--- start Stored data ---

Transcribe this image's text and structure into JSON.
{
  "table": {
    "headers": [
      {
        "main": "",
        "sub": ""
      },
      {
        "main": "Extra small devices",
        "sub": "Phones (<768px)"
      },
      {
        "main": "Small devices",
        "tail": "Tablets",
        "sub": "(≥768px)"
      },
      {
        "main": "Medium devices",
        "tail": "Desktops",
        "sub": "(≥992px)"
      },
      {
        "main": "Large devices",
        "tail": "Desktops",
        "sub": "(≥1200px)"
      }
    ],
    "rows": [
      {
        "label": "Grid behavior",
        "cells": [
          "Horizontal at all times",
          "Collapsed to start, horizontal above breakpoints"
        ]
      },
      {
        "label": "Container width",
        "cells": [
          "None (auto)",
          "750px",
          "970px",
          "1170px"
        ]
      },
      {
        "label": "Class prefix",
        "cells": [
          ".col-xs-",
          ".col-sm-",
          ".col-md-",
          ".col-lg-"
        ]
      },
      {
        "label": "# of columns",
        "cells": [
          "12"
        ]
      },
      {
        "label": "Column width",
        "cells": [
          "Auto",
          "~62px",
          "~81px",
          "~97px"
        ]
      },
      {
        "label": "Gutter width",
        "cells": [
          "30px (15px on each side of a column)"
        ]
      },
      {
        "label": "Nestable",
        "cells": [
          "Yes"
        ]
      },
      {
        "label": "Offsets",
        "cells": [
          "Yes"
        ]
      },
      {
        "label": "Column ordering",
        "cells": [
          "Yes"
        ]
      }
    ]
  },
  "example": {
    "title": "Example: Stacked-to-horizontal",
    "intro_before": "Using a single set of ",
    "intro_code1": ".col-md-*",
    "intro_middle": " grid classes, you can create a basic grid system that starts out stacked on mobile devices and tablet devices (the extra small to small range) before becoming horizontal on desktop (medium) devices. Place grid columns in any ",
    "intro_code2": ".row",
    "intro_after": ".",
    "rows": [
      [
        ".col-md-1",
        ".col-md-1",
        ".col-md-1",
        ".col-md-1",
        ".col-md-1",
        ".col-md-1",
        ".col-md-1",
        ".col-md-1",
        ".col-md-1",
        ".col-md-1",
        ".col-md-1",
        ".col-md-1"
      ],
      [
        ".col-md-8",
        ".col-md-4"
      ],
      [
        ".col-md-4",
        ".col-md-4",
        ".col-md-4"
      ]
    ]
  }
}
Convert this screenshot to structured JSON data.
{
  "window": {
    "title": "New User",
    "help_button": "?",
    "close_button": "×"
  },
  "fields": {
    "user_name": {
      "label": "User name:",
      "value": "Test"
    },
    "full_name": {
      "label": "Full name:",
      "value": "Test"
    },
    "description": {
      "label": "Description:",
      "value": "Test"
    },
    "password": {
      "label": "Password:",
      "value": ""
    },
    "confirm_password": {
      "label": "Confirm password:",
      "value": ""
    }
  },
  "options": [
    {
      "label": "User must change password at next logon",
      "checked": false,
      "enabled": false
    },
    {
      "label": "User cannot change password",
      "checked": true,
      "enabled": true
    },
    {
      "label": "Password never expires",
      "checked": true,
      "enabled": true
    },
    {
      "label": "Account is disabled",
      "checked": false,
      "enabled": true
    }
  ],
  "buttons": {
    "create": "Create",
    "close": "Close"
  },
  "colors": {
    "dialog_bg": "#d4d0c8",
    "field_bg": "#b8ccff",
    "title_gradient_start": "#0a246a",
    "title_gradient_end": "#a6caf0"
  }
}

--- end Stored data ---

Written exercise: Report how many lines in the data include the word "main", and give nothing but the count.

Result of the task: 5